═══ Given passage ═══

Current Sampling Equipment?
Current Sampling Equipment?
(OP)
Hi all, experienced and new geotechnical engineers...
How does your firm obtain relatively undisturbed soil samples? My current employer seems to have massively outdated equipment in the lab and in the field. I am curious as to what is the most widely used equipment for field sampling at this time. We use a modified California ring sampler, but the particular brass or Teflon rings we use are no longer available for purchase and have not been available for quite some time. I have only been doing this for a little over a year now and need to know if working here is essentially a time warp into 1960.
Mahalo!
How does your firm obtain relatively undisturbed soil samples? My current employer seems to have massively outdated equipment in the lab and in the field. I am curious as to what is the most widely used equipment for field sampling at this time. We use a modified California ring sampler, but the particular brass or Teflon rings we use are no longer available for purchase and have not been available for quite some time. I have only been doing this for a little over a year now and need to know if working here is essentially a time warp into 1960.
Mahalo!





RE: Current Sampling Equipment?
There are methods of getting relatively undistrubed samples. The one we use most often is a Shelby tube. Typically a 3-inch diameter by 24-inch long sample. Two inch and 5-inch diameter tubes are also generally available.
The only other option I've seen specified is a Pitcher sampler, though I've never used one.
Mike Lambert
RE: Current Sampling Equipment?
Other methods to obtain relatively undisturbed samples might be by the use of the Swedish foil sampler - but I doubt this has been used more than a few times outside of Scandanavia . . . you might find something about it in a book. Our company in Canada had the rights to this sampler - but it had been used years before I had joined (1975).

═══ Data section ═══

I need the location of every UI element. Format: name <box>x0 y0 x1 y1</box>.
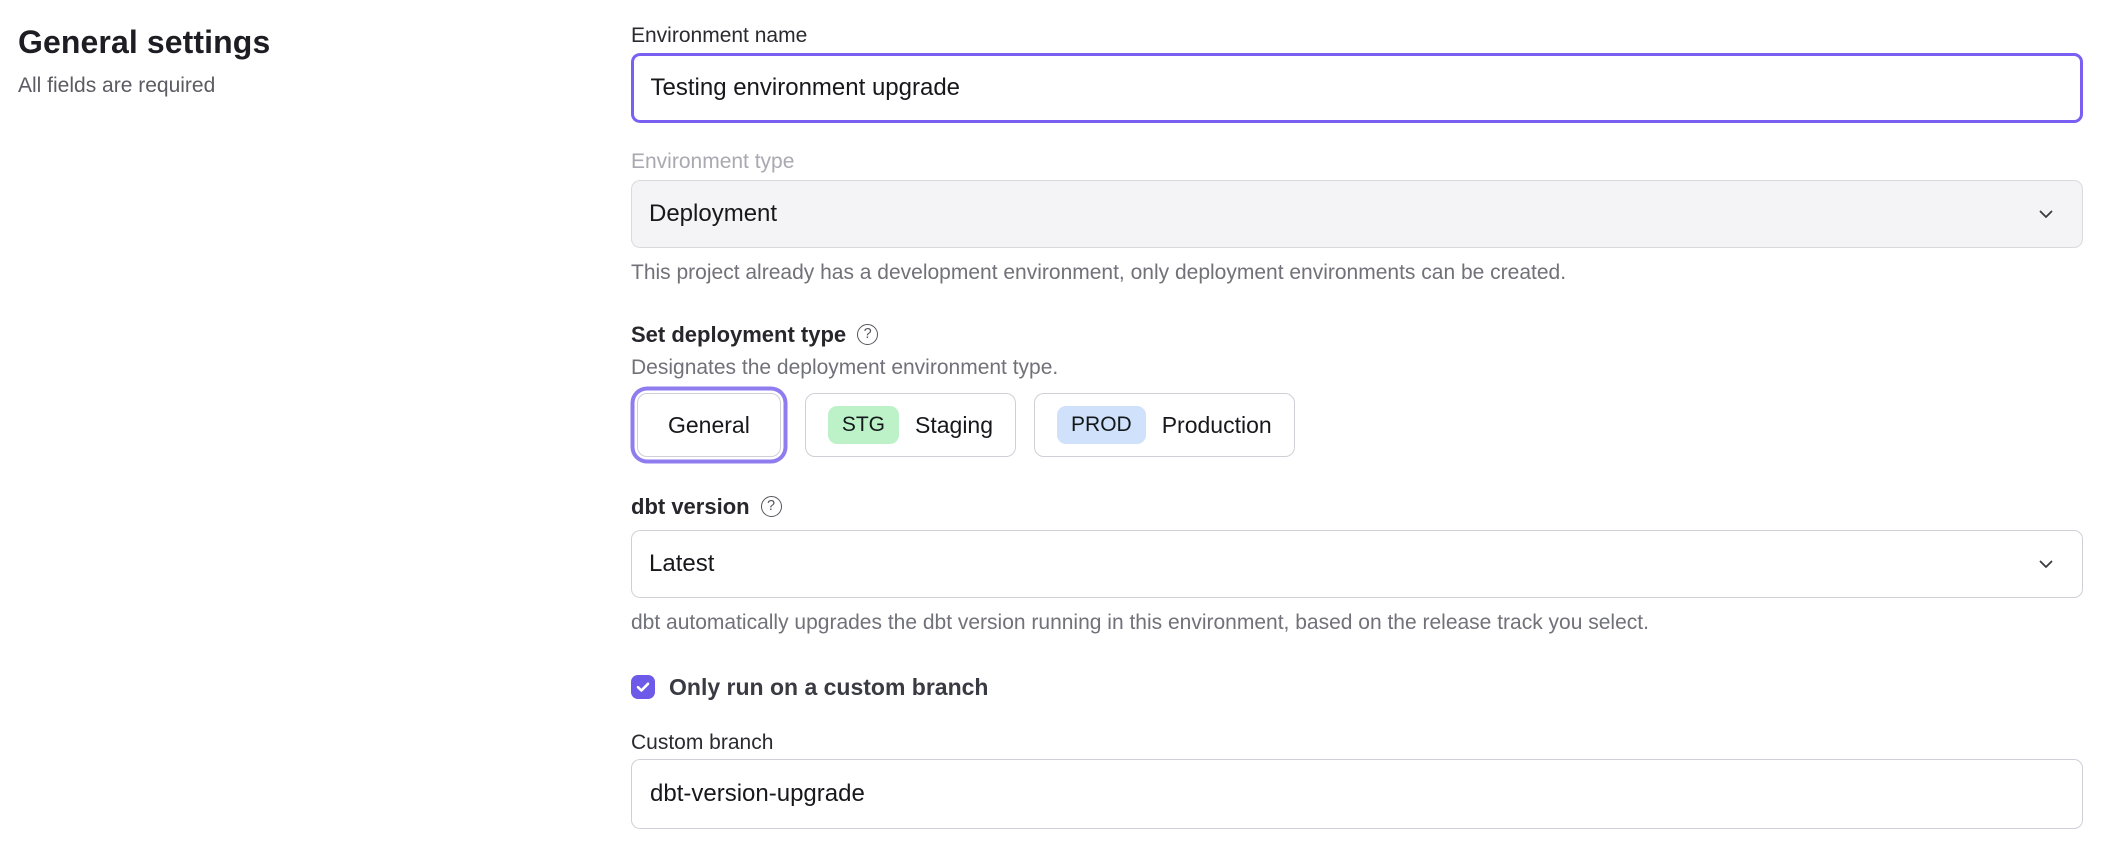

═══

■ Exercise prompt:
Copy the forum thread on soil sampling equipment from "There are methods" to "never used one.", putting "piston sampler" in place of "Pitcher sampler".

■ Task output:
There are methods of getting relatively undistrubed samples. The one we use most often is a Shelby tube. Typically a 3-inch diameter by 24-inch long sample. Two inch and 5-inch diameter tubes are also generally available.
The only other option I've seen specified is a piston sampler, though I've never used one.